* [Instructions for the task]: Can you write out all of the material below, word for word?
··· Supplied entries
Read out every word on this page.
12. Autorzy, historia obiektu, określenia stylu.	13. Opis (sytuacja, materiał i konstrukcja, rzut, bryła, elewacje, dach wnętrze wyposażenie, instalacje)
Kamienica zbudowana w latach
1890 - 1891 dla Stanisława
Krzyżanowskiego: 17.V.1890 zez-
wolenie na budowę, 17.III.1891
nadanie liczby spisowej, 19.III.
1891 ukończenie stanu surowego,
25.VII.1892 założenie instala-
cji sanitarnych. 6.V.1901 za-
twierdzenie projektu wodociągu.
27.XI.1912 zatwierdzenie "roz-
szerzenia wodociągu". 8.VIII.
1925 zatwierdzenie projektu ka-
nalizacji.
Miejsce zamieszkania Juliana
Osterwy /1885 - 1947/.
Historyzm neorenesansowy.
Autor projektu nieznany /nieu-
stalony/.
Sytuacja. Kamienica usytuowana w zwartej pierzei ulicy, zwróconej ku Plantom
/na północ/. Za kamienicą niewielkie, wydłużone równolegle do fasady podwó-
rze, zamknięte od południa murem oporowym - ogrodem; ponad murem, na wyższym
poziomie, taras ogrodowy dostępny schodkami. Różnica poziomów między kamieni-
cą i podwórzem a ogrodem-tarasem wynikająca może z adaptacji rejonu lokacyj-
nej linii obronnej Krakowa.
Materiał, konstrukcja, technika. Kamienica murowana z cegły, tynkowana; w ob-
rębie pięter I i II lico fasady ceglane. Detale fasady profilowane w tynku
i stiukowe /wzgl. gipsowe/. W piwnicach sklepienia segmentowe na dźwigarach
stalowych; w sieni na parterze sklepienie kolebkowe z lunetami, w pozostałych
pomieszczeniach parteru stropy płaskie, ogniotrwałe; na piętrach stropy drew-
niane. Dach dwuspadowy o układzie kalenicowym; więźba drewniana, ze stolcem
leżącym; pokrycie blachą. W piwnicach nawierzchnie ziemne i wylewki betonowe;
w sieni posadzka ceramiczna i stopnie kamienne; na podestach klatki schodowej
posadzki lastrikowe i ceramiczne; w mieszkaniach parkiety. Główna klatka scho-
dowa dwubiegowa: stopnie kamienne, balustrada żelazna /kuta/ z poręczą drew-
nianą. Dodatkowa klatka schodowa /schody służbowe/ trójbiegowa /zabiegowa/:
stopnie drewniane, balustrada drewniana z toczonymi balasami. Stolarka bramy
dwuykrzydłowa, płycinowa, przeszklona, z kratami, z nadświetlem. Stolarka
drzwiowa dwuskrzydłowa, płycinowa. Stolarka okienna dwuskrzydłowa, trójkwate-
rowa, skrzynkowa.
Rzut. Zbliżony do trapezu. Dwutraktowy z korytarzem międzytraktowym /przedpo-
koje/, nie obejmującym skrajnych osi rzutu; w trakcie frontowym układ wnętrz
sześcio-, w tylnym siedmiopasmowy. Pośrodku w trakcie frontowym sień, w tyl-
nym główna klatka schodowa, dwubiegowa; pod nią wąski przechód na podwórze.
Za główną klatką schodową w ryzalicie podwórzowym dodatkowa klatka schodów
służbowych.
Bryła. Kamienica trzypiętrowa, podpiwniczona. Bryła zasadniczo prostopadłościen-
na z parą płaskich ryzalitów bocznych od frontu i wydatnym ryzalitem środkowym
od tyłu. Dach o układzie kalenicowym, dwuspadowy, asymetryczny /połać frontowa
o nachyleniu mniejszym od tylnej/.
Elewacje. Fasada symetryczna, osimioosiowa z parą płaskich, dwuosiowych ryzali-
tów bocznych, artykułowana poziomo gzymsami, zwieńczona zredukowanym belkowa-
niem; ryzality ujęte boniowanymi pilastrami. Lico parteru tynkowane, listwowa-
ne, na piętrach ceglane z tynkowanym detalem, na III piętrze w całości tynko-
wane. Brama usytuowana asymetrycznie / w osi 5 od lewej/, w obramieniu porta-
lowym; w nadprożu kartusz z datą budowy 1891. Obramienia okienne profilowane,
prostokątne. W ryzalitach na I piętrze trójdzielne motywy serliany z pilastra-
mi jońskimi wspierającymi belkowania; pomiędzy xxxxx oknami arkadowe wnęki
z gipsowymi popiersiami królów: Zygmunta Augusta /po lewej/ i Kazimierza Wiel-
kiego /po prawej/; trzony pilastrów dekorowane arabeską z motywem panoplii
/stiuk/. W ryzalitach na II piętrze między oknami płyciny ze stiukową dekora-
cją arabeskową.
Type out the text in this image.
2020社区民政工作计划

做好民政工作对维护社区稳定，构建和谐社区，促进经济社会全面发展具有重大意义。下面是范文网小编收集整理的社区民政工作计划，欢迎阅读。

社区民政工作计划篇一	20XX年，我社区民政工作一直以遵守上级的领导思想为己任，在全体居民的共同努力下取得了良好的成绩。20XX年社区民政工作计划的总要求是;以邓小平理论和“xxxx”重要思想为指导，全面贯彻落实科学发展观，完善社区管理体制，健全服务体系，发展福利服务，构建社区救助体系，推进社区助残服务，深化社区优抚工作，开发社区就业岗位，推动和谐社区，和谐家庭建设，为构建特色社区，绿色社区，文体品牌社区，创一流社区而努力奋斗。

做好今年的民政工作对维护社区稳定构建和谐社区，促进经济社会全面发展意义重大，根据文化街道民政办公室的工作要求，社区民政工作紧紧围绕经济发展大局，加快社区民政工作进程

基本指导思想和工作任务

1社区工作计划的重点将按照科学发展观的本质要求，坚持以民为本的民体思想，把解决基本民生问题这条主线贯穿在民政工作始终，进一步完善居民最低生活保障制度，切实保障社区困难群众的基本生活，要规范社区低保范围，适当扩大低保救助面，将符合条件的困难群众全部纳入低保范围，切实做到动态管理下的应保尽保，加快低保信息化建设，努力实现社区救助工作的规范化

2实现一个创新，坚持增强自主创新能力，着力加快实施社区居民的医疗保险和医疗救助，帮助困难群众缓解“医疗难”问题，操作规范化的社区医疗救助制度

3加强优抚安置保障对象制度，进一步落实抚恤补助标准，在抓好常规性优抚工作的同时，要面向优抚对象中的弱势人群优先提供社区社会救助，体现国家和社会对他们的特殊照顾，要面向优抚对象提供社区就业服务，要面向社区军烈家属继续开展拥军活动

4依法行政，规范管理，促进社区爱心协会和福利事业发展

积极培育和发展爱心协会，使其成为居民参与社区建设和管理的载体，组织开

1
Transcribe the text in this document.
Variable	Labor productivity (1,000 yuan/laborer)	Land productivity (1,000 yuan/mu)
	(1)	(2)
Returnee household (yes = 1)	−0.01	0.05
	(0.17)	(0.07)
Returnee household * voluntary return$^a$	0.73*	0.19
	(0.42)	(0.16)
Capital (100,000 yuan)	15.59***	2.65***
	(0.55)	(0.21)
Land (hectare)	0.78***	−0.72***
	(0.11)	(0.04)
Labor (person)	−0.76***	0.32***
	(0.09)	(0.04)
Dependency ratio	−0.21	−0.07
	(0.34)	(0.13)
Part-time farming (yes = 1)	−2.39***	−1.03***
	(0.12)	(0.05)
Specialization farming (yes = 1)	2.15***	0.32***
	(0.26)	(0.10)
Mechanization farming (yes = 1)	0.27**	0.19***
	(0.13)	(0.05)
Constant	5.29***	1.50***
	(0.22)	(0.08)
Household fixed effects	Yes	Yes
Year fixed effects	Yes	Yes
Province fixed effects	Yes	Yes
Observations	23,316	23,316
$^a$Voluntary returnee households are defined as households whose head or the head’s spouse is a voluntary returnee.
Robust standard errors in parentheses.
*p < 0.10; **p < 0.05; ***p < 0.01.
······
* [Worked answer]:
Read out every word on this page.
12. Autorzy, historia obiektu, określenia stylu.	13. Opis (sytuacja, materiał i konstrukcja, rzut, bryła, elewacje, dach wnętrze wyposażenie, instalacje)
Kamienica zbudowana w latach
1890 - 1891 dla Stanisława
Krzyżanowskiego: 17.V.1890 zez-
wolenie na budowę, 17.III.1891
nadanie liczby spisowej, 19.III.
1891 ukończenie stanu surowego,
25.VII.1892 założenie instala-
cji sanitarnych. 6.V.1901 za-
twierdzenie projektu wodociągu.
27.XI.1912 zatwierdzenie "roz-
szerzenia wodociągu". 8.VIII.
1925 zatwierdzenie projektu ka-
nalizacji.
Miejsce zamieszkania Juliana
Osterwy /1885 - 1947/.
Historyzm neorenesansowy.
Autor projektu nieznany /nieu-
stalony/.
Sytuacja. Kamienica usytuowana w zwartej pierzei ulicy, zwróconej ku Plantom
/na północ/. Za kamienicą niewielkie, wydłużone równolegle do fasady podwó-
rze, zamknięte od południa murem oporowym - ogrodem; ponad murem, na wyższym
poziomie, taras ogrodowy dostępny schodkami. Różnica poziomów między kamieni-
cą i podwórzem a ogrodem-tarasem wynikająca może z adaptacji rejonu lokacyj-
nej linii obronnej Krakowa.
Materiał, konstrukcja, technika. Kamienica murowana z cegły, tynkowana; w ob-
rębie pięter I i II lico fasady ceglane. Detale fasady profilowane w tynku
i stiukowe /wzgl. gipsowe/. W piwnicach sklepienia segmentowe na dźwigarach
stalowych; w sieni na parterze sklepienie kolebkowe z lunetami, w pozostałych
pomieszczeniach parteru stropy płaskie, ogniotrwałe; na piętrach stropy drew-
niane. Dach dwuspadowy o układzie kalenicowym; więźba drewniana, ze stolcem
leżącym; pokrycie blachą. W piwnicach nawierzchnie ziemne i wylewki betonowe;
w sieni posadzka ceramiczna i stopnie kamienne; na podestach klatki schodowej
posadzki lastrikowe i ceramiczne; w mieszkaniach parkiety. Główna klatka scho-
dowa dwubiegowa: stopnie kamienne, balustrada żelazna /kuta/ z poręczą drew-
nianą. Dodatkowa klatka schodowa /schody służbowe/ trójbiegowa /zabiegowa/:
stopnie drewniane, balustrada drewniana z toczonymi balasami. Stolarka bramy
dwuykrzydłowa, płycinowa, przeszklona, z kratami, z nadświetlem. Stolarka
drzwiowa dwuskrzydłowa, płycinowa. Stolarka okienna dwuskrzydłowa, trójkwate-
rowa, skrzynkowa.
Rzut. Zbliżony do trapezu. Dwutraktowy z korytarzem międzytraktowym /przedpo-
koje/, nie obejmującym skrajnych osi rzutu; w trakcie frontowym układ wnętrz
sześcio-, w tylnym siedmiopasmowy. Pośrodku w trakcie frontowym sień, w tyl-
nym główna klatka schodowa, dwubiegowa; pod nią wąski przechód na podwórze.
Za główną klatką schodową w ryzalicie podwórzowym dodatkowa klatka schodów
służbowych.
Bryła. Kamienica trzypiętrowa, podpiwniczona. Bryła zasadniczo prostopadłościen-
na z parą płaskich ryzalitów bocznych od frontu i wydatnym ryzalitem środkowym
od tyłu. Dach o układzie kalenicowym, dwuspadowy, asymetryczny /połać frontowa
o nachyleniu mniejszym od tylnej/.
Elewacje. Fasada symetryczna, osimioosiowa z parą płaskich, dwuosiowych ryzali-
tów bocznych, artykułowana poziomo gzymsami, zwieńczona zredukowanym belkowa-
niem; ryzality ujęte boniowanymi pilastrami. Lico parteru tynkowane, listwowa-
ne, na piętrach ceglane z tynkowanym detalem, na III piętrze w całości tynko-
wane. Brama usytuowana asymetrycznie / w osi 5 od lewej/, w obramieniu porta-
lowym; w nadprożu kartusz z datą budowy 1891. Obramienia okienne profilowane,
prostokątne. W ryzalitach na I piętrze trójdzielne motywy serliany z pilastra-
mi jońskimi wspierającymi belkowania; pomiędzy xxxxx oknami arkadowe wnęki
z gipsowymi popiersiami królów: Zygmunta Augusta /po lewej/ i Kazimierza Wiel-
kiego /po prawej/; trzony pilastrów dekorowane arabeską z motywem panoplii
/stiuk/. W ryzalitach na II piętrze między oknami płyciny ze stiukową dekora-
cją arabeskową.
Type out the text in this image.
2020社区民政工作计划

做好民政工作对维护社区稳定，构建和谐社区，促进经济社会全面发展具有重大意义。下面是范文网小编收集整理的社区民政工作计划，欢迎阅读。

社区民政工作计划篇一	20XX年，我社区民政工作一直以遵守上级的领导思想为己任，在全体居民的共同努力下取得了良好的成绩。20XX年社区民政工作计划的总要求是;以邓小平理论和“xxxx”重要思想为指导，全面贯彻落实科学发展观，完善社区管理体制，健全服务体系，发展福利服务，构建社区救助体系，推进社区助残服务，深化社区优抚工作，开发社区就业岗位，推动和谐社区，和谐家庭建设，为构建特色社区，绿色社区，文体品牌社区，创一流社区而努力奋斗。

做好今年的民政工作对维护社区稳定构建和谐社区，促进经济社会全面发展意义重大，根据文化街道民政办公室的工作要求，社区民政工作紧紧围绕经济发展大局，加快社区民政工作进程

基本指导思想和工作任务

1社区工作计划的重点将按照科学发展观的本质要求，坚持以民为本的民体思想，把解决基本民生问题这条主线贯穿在民政工作始终，进一步完善居民最低生活保障制度，切实保障社区困难群众的基本生活，要规范社区低保范围，适当扩大低保救助面，将符合条件的困难群众全部纳入低保范围，切实做到动态管理下的应保尽保，加快低保信息化建设，努力实现社区救助工作的规范化

2实现一个创新，坚持增强自主创新能力，着力加快实施社区居民的医疗保险和医疗救助，帮助困难群众缓解“医疗难”问题，操作规范化的社区医疗救助制度

3加强优抚安置保障对象制度，进一步落实抚恤补助标准，在抓好常规性优抚工作的同时，要面向优抚对象中的弱势人群优先提供社区社会救助，体现国家和社会对他们的特殊照顾，要面向优抚对象提供社区就业服务，要面向社区军烈家属继续开展拥军活动

4依法行政，规范管理，促进社区爱心协会和福利事业发展

积极培育和发展爱心协会，使其成为居民参与社区建设和管理的载体，组织开

1
Transcribe the text in this document.
Variable	Labor productivity (1,000 yuan/laborer)	Land productivity (1,000 yuan/mu)
	(1)	(2)
Returnee household (yes = 1)	−0.01	0.05
	(0.17)	(0.07)
Returnee household * voluntary return$^a$	0.73*	0.19
	(0.42)	(0.16)
Capital (100,000 yuan)	15.59***	2.65***
	(0.55)	(0.21)
Land (hectare)	0.78***	−0.72***
	(0.11)	(0.04)
Labor (person)	−0.76***	0.32***
	(0.09)	(0.04)
Dependency ratio	−0.21	−0.07
	(0.34)	(0.13)
Part-time farming (yes = 1)	−2.39***	−1.03***
	(0.12)	(0.05)
Specialization farming (yes = 1)	2.15***	0.32***
	(0.26)	(0.10)
Mechanization farming (yes = 1)	0.27**	0.19***
	(0.13)	(0.05)
Constant	5.29***	1.50***
	(0.22)	(0.08)
Household fixed effects	Yes	Yes
Year fixed effects	Yes	Yes
Province fixed effects	Yes	Yes
Observations	23,316	23,316
$^a$Voluntary returnee households are defined as households whose head or the head’s spouse is a voluntary returnee.
Robust standard errors in parentheses.
*p < 0.10; **p < 0.05; ***p < 0.01.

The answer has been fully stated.